--- REQUIREMENTS ---
Search the data for the word "самого" and copy every line that contains it.

--- THE INPUT ---

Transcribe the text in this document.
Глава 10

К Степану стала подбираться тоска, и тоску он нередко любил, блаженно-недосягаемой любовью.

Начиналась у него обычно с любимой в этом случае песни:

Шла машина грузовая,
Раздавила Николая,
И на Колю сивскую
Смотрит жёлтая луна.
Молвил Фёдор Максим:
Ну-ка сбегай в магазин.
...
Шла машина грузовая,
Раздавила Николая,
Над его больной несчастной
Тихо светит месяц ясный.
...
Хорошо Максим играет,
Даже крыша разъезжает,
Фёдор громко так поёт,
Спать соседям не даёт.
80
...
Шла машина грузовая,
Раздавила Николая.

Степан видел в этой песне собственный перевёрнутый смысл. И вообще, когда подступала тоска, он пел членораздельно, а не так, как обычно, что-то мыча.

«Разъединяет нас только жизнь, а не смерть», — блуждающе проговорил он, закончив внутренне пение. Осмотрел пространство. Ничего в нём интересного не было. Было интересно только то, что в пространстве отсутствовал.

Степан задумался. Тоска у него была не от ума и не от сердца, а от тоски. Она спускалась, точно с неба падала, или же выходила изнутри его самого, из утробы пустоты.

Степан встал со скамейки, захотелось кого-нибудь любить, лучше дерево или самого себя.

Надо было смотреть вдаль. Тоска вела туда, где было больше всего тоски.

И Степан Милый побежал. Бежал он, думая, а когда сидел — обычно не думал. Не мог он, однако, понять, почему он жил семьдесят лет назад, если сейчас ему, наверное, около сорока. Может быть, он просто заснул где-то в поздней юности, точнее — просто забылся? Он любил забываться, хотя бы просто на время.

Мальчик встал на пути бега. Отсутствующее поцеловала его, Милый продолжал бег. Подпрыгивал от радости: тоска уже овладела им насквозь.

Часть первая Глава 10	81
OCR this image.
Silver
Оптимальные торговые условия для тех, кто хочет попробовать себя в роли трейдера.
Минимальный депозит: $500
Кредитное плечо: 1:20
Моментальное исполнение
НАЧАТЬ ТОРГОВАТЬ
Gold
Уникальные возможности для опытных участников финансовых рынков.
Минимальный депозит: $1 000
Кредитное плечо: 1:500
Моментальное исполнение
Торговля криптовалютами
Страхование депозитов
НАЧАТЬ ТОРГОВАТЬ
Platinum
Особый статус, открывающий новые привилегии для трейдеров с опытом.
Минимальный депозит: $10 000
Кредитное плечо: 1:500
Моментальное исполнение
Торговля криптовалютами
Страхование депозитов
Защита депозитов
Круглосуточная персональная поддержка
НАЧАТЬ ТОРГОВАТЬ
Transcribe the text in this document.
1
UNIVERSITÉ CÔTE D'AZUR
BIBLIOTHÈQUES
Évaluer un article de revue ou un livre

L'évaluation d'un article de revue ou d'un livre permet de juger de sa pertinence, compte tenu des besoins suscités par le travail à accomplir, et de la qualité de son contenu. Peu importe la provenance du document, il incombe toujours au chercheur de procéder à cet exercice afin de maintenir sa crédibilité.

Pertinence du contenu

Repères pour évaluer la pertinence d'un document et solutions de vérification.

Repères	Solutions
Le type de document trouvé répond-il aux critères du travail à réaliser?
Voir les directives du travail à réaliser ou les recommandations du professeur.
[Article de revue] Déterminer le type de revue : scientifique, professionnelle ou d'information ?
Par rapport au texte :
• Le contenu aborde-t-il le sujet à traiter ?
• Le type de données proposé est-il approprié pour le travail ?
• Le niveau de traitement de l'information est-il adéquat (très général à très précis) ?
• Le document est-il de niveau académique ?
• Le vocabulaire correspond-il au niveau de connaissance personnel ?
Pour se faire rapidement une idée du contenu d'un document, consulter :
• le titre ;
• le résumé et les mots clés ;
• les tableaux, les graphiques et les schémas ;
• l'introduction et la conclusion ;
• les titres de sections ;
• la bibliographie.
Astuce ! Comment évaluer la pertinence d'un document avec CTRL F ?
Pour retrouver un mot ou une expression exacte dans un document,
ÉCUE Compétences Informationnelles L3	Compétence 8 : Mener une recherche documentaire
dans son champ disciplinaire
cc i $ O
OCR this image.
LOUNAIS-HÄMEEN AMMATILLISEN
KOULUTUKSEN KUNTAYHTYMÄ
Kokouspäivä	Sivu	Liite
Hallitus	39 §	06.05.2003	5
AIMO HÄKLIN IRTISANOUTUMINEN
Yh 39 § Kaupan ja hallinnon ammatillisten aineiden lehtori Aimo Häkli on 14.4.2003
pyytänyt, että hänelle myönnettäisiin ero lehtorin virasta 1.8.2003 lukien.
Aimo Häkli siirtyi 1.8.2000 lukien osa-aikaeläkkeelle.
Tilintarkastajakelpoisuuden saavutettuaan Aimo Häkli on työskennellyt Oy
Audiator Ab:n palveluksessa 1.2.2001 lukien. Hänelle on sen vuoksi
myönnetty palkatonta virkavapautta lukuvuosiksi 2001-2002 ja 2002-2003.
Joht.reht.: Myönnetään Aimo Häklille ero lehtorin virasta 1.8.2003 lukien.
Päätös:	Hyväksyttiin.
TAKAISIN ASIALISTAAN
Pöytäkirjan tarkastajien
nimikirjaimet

--

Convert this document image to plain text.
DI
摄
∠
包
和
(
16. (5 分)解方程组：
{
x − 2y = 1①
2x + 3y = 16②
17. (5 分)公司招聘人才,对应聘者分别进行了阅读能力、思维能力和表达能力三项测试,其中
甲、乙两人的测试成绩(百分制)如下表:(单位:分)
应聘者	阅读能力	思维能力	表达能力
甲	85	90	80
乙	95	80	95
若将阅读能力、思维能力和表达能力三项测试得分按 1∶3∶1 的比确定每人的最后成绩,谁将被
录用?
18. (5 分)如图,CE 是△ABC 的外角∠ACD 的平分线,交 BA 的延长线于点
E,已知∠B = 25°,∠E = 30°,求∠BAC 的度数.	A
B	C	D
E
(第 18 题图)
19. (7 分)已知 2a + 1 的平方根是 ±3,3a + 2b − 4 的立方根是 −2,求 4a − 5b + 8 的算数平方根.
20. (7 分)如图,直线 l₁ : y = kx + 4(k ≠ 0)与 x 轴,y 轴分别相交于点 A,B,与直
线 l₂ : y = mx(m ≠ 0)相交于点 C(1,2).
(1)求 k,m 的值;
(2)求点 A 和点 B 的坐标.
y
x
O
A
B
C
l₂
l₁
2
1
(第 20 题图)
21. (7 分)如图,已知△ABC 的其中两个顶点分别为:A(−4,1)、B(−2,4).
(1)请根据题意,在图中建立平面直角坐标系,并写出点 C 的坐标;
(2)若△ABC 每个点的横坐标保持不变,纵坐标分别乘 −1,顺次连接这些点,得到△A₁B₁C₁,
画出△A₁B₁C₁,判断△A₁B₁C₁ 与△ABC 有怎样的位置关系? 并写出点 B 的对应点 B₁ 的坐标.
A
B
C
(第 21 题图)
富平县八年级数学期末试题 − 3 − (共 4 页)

--- IN RESPONSE ---
Степан задумался. Тоска у него была не от ума и не от сердца, а от тоски. Она спускалась, точно с неба падала, или же выходила изнутри его самого, из утробы пустоты.
Степан встал со скамейки, захотелось кого-нибудь любить, лучше дерево или самого себя.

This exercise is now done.